--- Input records ---

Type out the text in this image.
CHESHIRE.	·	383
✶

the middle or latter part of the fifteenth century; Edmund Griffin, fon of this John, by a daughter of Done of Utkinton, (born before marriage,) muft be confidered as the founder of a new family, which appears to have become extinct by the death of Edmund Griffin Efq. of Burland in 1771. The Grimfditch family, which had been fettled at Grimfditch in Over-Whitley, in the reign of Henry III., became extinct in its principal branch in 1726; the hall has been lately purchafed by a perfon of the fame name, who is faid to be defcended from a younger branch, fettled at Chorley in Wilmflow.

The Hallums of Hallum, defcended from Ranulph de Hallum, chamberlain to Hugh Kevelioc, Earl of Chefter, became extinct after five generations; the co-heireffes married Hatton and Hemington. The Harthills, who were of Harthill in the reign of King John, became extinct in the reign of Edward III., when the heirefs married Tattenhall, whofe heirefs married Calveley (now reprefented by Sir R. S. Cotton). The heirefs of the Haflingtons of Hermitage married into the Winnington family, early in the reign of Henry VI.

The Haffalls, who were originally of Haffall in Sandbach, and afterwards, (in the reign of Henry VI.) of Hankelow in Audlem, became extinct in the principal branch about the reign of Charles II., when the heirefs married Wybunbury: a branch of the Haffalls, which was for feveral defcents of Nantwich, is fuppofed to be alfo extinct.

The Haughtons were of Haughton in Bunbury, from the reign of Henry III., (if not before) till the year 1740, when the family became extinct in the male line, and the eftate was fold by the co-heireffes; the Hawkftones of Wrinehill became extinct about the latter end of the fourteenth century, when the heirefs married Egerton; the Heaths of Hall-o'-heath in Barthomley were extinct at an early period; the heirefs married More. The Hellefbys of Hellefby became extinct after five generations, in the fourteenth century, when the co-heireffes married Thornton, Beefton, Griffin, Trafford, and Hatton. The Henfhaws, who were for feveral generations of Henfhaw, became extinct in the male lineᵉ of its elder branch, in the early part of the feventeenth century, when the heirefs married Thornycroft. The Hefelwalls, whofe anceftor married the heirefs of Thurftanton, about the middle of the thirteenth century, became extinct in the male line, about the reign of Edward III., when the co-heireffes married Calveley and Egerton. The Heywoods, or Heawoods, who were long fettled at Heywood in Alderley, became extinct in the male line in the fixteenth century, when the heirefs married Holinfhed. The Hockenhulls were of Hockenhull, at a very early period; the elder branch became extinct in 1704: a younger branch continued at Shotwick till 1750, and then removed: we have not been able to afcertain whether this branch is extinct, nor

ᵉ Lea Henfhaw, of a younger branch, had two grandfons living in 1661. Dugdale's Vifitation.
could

---

Problem
Transcribe all of the material exactly. Omit nothing.

Finished exercise
Type out the text in this image.
CHESHIRE.	·	383
✶

the middle or latter part of the fifteenth century; Edmund Griffin, fon of this John, by a daughter of Done of Utkinton, (born before marriage,) muft be confidered as the founder of a new family, which appears to have become extinct by the death of Edmund Griffin Efq. of Burland in 1771. The Grimfditch family, which had been fettled at Grimfditch in Over-Whitley, in the reign of Henry III., became extinct in its principal branch in 1726; the hall has been lately purchafed by a perfon of the fame name, who is faid to be defcended from a younger branch, fettled at Chorley in Wilmflow.

The Hallums of Hallum, defcended from Ranulph de Hallum, chamberlain to Hugh Kevelioc, Earl of Chefter, became extinct after five generations; the co-heireffes married Hatton and Hemington. The Harthills, who were of Harthill in the reign of King John, became extinct in the reign of Edward III., when the heirefs married Tattenhall, whofe heirefs married Calveley (now reprefented by Sir R. S. Cotton). The heirefs of the Haflingtons of Hermitage married into the Winnington family, early in the reign of Henry VI.

The Haffalls, who were originally of Haffall in Sandbach, and afterwards, (in the reign of Henry VI.) of Hankelow in Audlem, became extinct in the principal branch about the reign of Charles II., when the heirefs married Wybunbury: a branch of the Haffalls, which was for feveral defcents of Nantwich, is fuppofed to be alfo extinct.

The Haughtons were of Haughton in Bunbury, from the reign of Henry III., (if not before) till the year 1740, when the family became extinct in the male line, and the eftate was fold by the co-heireffes; the Hawkftones of Wrinehill became extinct about the latter end of the fourteenth century, when the heirefs married Egerton; the Heaths of Hall-o'-heath in Barthomley were extinct at an early period; the heirefs married More. The Hellefbys of Hellefby became extinct after five generations, in the fourteenth century, when the co-heireffes married Thornton, Beefton, Griffin, Trafford, and Hatton. The Henfhaws, who were for feveral generations of Henfhaw, became extinct in the male lineᵉ of its elder branch, in the early part of the feventeenth century, when the heirefs married Thornycroft. The Hefelwalls, whofe anceftor married the heirefs of Thurftanton, about the middle of the thirteenth century, became extinct in the male line, about the reign of Edward III., when the co-heireffes married Calveley and Egerton. The Heywoods, or Heawoods, who were long fettled at Heywood in Alderley, became extinct in the male line in the fixteenth century, when the heirefs married Holinfhed. The Hockenhulls were of Hockenhull, at a very early period; the elder branch became extinct in 1704: a younger branch continued at Shotwick till 1750, and then removed: we have not been able to afcertain whether this branch is extinct, nor

ᵉ Lea Henfhaw, of a younger branch, had two grandfons living in 1661. Dugdale's Vifitation.
could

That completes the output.